=== Input material ===
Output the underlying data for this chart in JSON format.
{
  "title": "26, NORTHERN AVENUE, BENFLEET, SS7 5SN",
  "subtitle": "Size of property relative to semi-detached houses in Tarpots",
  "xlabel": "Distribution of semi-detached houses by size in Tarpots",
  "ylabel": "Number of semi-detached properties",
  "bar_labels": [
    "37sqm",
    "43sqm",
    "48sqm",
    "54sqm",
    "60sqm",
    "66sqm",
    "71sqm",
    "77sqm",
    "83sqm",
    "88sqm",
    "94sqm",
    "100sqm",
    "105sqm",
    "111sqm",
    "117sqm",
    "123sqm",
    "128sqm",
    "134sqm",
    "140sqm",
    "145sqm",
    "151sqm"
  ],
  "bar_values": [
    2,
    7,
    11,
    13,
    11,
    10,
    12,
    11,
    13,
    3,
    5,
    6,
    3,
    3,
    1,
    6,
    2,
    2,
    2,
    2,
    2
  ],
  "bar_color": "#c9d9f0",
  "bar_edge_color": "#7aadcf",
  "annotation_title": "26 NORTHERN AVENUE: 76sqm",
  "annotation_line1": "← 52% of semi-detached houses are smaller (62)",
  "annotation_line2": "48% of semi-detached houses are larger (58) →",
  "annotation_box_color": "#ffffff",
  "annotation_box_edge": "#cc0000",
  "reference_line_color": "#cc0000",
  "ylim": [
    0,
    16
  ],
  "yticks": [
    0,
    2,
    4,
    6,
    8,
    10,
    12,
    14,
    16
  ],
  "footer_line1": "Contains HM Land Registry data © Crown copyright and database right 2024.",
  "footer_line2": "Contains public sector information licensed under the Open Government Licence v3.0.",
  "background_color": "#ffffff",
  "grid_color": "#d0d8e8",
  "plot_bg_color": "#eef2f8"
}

=== Exercise aim ===
Return each entry from the material above exactly as it appears.

=== Task response ===
Output the underlying data for this chart in JSON format.
{
  "title": "26, NORTHERN AVENUE, BENFLEET, SS7 5SN",
  "subtitle": "Size of property relative to semi-detached houses in Tarpots",
  "xlabel": "Distribution of semi-detached houses by size in Tarpots",
  "ylabel": "Number of semi-detached properties",
  "bar_labels": [
    "37sqm",
    "43sqm",
    "48sqm",
    "54sqm",
    "60sqm",
    "66sqm",
    "71sqm",
    "77sqm",
    "83sqm",
    "88sqm",
    "94sqm",
    "100sqm",
    "105sqm",
    "111sqm",
    "117sqm",
    "123sqm",
    "128sqm",
    "134sqm",
    "140sqm",
    "145sqm",
    "151sqm"
  ],
  "bar_values": [
    2,
    7,
    11,
    13,
    11,
    10,
    12,
    11,
    13,
    3,
    5,
    6,
    3,
    3,
    1,
    6,
    2,
    2,
    2,
    2,
    2
  ],
  "bar_color": "#c9d9f0",
  "bar_edge_color": "#7aadcf",
  "annotation_title": "26 NORTHERN AVENUE: 76sqm",
  "annotation_line1": "← 52% of semi-detached houses are smaller (62)",
  "annotation_line2": "48% of semi-detached houses are larger (58) →",
  "annotation_box_color": "#ffffff",
  "annotation_box_edge": "#cc0000",
  "reference_line_color": "#cc0000",
  "ylim": [
    0,
    16
  ],
  "yticks": [
    0,
    2,
    4,
    6,
    8,
    10,
    12,
    14,
    16
  ],
  "footer_line1": "Contains HM Land Registry data © Crown copyright and database right 2024.",
  "footer_line2": "Contains public sector information licensed under the Open Government Licence v3.0.",
  "background_color": "#ffffff",
  "grid_color": "#d0d8e8",
  "plot_bg_color": "#eef2f8"
}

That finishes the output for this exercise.